[Data items]
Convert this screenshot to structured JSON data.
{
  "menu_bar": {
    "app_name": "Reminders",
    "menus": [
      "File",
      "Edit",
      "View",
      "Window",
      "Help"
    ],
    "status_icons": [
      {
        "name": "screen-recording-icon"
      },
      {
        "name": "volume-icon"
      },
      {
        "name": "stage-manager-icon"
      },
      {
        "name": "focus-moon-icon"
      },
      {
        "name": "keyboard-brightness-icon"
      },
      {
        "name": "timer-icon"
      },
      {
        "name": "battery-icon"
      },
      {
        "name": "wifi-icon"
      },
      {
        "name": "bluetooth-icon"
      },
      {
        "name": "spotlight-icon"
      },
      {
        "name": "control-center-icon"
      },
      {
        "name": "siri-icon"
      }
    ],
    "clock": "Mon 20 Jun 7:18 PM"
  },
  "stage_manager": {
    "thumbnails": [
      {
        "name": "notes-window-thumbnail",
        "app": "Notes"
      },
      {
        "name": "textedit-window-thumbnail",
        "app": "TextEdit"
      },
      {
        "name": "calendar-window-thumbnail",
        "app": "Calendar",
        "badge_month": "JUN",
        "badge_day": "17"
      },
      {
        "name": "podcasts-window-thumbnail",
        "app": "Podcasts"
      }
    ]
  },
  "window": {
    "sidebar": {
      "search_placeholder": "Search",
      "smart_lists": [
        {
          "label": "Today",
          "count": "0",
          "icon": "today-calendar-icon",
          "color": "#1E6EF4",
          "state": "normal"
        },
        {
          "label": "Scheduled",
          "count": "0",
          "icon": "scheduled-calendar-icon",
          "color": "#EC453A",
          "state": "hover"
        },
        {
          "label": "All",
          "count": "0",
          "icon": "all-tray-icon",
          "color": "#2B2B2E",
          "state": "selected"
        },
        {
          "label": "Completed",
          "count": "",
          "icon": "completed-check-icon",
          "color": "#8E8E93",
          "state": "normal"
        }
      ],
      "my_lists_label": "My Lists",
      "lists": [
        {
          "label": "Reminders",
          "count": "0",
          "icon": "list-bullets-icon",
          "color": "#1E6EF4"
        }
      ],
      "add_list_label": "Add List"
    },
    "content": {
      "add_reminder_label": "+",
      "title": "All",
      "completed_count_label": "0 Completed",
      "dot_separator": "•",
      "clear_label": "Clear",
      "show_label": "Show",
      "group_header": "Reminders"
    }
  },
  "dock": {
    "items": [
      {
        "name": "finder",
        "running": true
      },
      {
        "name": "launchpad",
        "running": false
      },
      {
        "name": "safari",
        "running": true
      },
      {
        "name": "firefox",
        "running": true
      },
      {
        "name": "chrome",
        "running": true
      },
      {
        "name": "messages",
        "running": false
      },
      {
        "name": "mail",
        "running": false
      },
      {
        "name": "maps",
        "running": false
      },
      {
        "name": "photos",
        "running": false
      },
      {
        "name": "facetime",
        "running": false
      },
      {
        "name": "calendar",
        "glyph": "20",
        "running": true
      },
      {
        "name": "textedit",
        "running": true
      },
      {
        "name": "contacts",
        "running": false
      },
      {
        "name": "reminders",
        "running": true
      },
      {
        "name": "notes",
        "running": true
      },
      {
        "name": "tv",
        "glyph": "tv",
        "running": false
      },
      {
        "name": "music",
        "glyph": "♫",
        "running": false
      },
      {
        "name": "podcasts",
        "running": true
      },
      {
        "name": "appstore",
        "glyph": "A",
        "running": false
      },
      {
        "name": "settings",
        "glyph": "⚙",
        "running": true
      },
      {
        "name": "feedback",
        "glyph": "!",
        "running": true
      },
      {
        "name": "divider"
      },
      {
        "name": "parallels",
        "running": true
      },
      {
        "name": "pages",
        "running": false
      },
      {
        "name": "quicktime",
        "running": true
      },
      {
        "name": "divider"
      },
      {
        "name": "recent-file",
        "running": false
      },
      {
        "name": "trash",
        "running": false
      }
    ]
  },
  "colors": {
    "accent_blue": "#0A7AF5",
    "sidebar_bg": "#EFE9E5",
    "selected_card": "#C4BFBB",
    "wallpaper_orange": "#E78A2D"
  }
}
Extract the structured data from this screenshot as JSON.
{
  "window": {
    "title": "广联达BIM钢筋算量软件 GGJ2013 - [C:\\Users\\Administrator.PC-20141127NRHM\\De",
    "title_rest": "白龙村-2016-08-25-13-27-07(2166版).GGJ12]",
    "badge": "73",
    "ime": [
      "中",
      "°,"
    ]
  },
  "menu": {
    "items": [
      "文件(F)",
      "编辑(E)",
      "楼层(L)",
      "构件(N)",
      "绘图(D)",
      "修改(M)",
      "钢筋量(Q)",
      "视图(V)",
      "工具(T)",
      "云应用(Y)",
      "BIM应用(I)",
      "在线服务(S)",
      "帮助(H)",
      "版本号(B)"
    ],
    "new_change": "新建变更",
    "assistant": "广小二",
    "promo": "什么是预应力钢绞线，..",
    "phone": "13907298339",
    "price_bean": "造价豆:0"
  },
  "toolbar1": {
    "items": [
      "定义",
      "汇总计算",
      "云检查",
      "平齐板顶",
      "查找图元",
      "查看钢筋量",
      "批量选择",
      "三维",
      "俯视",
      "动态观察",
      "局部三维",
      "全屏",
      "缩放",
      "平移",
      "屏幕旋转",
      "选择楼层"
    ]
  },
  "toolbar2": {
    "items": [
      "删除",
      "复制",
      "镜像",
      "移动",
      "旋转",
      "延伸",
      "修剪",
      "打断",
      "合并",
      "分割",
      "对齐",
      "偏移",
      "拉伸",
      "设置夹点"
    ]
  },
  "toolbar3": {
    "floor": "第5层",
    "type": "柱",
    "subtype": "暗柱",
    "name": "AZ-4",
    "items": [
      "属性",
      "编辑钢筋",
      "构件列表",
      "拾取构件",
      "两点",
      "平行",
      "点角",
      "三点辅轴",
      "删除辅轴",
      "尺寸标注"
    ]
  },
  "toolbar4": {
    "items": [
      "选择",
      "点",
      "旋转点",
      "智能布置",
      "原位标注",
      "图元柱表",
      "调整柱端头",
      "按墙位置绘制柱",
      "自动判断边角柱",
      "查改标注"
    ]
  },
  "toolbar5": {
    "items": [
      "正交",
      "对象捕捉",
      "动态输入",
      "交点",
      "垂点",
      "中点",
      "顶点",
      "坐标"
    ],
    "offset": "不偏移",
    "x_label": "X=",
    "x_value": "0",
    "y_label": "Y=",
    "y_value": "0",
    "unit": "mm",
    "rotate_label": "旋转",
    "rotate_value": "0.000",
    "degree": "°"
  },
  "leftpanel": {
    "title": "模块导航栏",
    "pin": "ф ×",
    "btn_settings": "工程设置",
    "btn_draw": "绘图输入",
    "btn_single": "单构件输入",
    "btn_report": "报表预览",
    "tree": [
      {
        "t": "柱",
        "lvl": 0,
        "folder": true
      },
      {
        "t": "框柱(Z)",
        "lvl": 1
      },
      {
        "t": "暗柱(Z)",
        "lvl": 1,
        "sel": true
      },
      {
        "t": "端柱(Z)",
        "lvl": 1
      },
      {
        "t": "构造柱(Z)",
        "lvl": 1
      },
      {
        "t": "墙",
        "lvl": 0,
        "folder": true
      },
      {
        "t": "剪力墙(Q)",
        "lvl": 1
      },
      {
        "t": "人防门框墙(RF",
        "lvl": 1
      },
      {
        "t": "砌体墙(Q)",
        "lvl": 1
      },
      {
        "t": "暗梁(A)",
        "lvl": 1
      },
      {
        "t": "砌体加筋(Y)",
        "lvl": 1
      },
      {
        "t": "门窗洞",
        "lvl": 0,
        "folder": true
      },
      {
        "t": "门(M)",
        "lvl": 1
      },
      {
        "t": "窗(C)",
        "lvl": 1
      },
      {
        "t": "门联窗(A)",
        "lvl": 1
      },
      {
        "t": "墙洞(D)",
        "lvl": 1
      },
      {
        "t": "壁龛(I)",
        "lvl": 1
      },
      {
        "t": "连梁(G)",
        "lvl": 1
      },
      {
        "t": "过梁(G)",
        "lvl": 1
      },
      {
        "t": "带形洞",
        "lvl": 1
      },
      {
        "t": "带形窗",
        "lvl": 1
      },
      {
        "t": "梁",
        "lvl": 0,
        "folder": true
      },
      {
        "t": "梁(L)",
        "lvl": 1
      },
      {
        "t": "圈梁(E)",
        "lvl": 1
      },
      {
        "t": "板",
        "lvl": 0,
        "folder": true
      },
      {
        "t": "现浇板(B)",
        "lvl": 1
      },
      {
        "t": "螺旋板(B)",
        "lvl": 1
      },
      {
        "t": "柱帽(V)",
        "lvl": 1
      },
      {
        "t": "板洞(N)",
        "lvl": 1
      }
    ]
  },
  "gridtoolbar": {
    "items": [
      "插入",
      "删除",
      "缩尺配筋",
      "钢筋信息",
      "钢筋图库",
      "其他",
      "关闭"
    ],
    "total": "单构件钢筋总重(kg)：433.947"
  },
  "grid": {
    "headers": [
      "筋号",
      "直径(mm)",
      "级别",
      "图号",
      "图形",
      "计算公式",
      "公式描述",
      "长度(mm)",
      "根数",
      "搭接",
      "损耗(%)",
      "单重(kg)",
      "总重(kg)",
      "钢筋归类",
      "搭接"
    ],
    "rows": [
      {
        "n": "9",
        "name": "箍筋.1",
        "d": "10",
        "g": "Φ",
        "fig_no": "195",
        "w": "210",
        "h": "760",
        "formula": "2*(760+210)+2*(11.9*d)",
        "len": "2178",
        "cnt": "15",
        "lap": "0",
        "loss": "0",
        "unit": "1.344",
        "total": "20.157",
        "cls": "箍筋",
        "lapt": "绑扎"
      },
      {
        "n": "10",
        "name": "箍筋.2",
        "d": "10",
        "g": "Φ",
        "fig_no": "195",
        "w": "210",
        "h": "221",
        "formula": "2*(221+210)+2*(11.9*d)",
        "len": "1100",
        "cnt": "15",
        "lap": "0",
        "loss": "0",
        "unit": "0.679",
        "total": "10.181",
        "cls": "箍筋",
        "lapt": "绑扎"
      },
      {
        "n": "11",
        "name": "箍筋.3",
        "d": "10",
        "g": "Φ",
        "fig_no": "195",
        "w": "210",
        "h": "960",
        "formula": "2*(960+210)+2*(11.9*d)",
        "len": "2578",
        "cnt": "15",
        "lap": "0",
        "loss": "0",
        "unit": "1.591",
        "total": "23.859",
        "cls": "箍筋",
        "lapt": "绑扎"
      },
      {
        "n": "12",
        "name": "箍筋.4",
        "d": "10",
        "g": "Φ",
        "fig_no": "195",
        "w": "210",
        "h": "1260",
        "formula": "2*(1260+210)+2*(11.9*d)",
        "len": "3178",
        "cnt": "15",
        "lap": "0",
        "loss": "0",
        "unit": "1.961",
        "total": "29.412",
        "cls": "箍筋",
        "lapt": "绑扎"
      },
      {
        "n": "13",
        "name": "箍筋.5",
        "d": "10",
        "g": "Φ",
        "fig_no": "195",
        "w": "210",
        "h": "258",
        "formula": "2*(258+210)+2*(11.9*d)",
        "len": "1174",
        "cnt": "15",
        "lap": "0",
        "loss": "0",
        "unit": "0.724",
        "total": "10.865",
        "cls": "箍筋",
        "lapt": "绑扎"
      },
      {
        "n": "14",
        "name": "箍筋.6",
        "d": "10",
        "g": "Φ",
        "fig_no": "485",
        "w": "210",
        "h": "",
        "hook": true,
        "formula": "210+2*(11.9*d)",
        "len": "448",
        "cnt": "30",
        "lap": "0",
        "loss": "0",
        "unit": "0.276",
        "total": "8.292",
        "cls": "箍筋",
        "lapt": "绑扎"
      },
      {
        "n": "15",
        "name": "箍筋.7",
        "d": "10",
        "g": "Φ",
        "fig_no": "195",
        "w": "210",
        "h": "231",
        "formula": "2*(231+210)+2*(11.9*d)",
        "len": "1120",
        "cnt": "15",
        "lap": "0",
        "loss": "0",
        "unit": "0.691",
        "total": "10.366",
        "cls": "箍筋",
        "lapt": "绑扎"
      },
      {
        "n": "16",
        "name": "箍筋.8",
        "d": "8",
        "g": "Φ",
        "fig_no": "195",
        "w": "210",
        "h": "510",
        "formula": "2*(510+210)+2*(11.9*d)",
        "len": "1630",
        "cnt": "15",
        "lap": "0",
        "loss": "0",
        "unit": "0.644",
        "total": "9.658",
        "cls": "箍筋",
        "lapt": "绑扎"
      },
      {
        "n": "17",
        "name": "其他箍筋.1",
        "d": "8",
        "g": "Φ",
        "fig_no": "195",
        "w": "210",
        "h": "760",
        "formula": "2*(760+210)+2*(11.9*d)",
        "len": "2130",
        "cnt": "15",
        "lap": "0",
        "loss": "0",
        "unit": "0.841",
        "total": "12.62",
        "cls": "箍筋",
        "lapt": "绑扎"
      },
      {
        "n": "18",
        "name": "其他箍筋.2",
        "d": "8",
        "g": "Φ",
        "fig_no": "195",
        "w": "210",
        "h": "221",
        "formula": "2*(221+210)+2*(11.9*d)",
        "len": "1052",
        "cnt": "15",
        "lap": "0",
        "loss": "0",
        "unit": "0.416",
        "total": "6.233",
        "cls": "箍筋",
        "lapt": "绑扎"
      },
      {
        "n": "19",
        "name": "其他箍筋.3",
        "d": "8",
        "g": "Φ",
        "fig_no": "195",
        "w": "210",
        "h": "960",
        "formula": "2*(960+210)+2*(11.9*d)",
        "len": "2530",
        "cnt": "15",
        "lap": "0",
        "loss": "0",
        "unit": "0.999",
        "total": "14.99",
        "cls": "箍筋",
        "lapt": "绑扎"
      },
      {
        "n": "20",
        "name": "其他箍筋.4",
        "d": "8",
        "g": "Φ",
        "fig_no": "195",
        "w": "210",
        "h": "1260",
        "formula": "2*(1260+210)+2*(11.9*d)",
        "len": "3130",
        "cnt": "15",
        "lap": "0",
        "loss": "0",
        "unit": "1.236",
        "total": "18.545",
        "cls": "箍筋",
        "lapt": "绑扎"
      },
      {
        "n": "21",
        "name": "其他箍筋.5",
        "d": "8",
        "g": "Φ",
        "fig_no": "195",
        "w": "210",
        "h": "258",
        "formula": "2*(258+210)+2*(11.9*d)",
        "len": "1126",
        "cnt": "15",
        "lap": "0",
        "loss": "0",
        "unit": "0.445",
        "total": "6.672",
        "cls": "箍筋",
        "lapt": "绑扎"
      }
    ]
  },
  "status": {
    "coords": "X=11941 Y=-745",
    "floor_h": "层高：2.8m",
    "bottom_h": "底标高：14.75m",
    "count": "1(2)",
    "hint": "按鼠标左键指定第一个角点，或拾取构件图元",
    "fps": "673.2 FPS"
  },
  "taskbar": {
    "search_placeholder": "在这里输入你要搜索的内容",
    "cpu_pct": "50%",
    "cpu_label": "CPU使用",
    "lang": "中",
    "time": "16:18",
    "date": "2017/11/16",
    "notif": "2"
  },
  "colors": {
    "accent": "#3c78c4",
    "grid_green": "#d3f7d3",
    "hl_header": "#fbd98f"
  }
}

◆ Instructions to follow
Tally the lines of the preceding listing in which the word "其他箍筋" appears; state nothing but the total.

◆ Task answer
5